▶ [TEXT SECTION]:
#####

There is also Bent Flyvbjerg and Dan Gardner, How Big Things Get Done: The Surprising Factors that Determine the Fate of Every Project, from Home Renovations to Space Exploration, and Everything in Between.

Useful is The Loss of Hindustan: The Invention of India, by Manan Ahmed Asif.

What I’ve been reading

1. Owen Hopkins, Lost Futures: The Disappearing Architecture of Post-War Britain.  Covers the “great” British brutalist buildings of the postwar era, the debates surrounding their demolition, and their eventual demolition.  Photos too, excellent to dip into.

2. Anna Grzymala-Busse, Sacred Foundations: The Religious and Medieval Roots of the European State.  A good and original book about how European state-building grew out of earlier church traditions.  For instance, by the time of the Reformation about half the land in Germany was in the hands of the church.  “Church-building” often came first, and then state-building copied and improved on some of the methods.

3. Elizabeth Currid-Halkett, The Overlooked Americans: The Resilience of Our Rural Towns and What it Means for Our Country is a good look at what it promises.  Most of all, I like how it stresses that these individuals are more apolitical than often is realized.

4. Judith A. Green, The Normans: Power, Conquest and Culture in 11th Century Europe.  The best book on the Normans?  And what an opening set of sentences: “In the eleventh century the climate was improving, population was growing, and people were on the move, west from central Asia, and south from north-western Europe.  In 1054 the unity of Christianity between east and west was broken, a rift which lasted for centuries.  In 1096 the idea of recovering Jerusalem from Muslims was translated into action.  Existing empires and principalities were challenged and new polities were founded.  War was at the centre of these events, waged by small armies led by men who achieved lasting fame, men such as William the Conqueror, Robert Guiscard, and Bohemond.  That these men were of Norman extraction seemed to their chroniclers to be no coincidence.”

And just arrived in my pile is Sandy Baum and Michael McPherson, Campus Economics: How Economic Thinking Can Help Improve College and University Decisions.

I’ve also started (and put down) a bunch of books somewhere between GPT 3.3 and 3.8…and read a bunch of books on Pauline political theology (reading in clusters!), and Jonathan Swift on church-state relations and on religious politics more generally.  And yes, Spare is in my reading pile.

What I’ve been reading

1. Greg Berman and Aubrey Fox, Gradual: The Case for Incremental Change in a Radical Era.  A good book for sane centrists, and they claim to have been partly inspired by our subheading “Small Steps Toward a Much Better World.”  Did you know that putting in the “much” was Alex’s idea?  At first I resisted but clearly he was correct.

2. Jerry Saltz, Art is Life: Icons and Iconoclasts, Visionaries and Vigilantes, and Flashes of Hope in the Night.  Art reviews from the New York magazine guy.  Fun to read, mostly sane, and helps the reader understand the ascent of Wokeism in the art world.  It is not that so many art buyers or curators are racist.  Rather, art is super-hierarchical in the first place (try telling the market that a great textile should go for as much as a famous painting), and that, in unintended cross-cutting fashion, that tends to produce apparent biases across both gender and race.  Black and women artists really have been undervalued, and many still are, though this is changing (yes Kara Walker sketches are overpriced right now).  A lot of people are just blind on this one, sorry people but I mean you.  As a side note, Saltz enjoys Rauschenberg more than I do, though I would not dispute the historical importance of his work.

#####

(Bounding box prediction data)
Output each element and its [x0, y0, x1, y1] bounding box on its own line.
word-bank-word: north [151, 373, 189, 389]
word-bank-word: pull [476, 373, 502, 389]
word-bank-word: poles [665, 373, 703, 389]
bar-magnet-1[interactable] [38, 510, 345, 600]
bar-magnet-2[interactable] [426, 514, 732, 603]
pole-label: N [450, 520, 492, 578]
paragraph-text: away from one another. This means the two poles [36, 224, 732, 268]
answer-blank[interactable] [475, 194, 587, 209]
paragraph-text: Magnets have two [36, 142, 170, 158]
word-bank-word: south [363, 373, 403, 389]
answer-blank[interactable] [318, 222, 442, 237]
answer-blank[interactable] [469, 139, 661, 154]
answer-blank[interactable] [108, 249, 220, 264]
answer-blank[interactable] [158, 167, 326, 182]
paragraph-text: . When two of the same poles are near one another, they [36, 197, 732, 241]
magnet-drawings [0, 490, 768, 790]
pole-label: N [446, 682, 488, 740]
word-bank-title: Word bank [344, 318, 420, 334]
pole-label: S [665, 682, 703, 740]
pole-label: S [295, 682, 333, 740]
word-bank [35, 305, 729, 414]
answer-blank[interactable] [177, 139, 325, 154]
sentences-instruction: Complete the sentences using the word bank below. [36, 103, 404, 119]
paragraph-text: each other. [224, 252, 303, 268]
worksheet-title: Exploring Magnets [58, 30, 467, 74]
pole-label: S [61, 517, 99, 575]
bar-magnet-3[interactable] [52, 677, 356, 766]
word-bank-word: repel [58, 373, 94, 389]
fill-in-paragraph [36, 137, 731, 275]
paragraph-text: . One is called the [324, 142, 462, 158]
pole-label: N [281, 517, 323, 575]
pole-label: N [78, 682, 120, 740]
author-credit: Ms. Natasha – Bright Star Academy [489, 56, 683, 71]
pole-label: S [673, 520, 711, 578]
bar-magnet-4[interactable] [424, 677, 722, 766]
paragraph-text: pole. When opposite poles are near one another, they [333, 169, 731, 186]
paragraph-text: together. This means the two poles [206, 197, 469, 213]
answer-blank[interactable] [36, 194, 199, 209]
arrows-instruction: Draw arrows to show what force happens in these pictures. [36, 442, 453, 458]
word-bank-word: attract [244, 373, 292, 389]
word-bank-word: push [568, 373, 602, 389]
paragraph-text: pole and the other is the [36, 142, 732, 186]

#####

▶ [LIST OF TASKS]:
1/ Answer these questions from the reading lists:
(a) By the time of the Reformation, how much of the land in Germany was in the hands of the church?
(b) Whose idea was it to put "much" into the subheading "Small Steps Toward a Much Better World"?
(c) According to the quoted opening of the book on the Normans, in what year was the unity of Christianity between east and west broken?
2/ Which books in the reading lists have two authors? Give each title with its authors.

▶ [SOLUTIONS PER TASK]:
1/
(a) About half.
(b) Alex's.
(c) 1054.

2/
- How Big Things Get Done: The Surprising Factors that Determine the Fate of Every Project, from Home Renovations to Space Exploration, and Everything in Between, by Bent Flyvbjerg and Dan Gardner
- Campus Economics: How Economic Thinking Can Help Improve College and University Decisions, by Sandy Baum and Michael McPherson
- Gradual: The Case for Incremental Change in a Radical Era, by Greg Berman and Aubrey Fox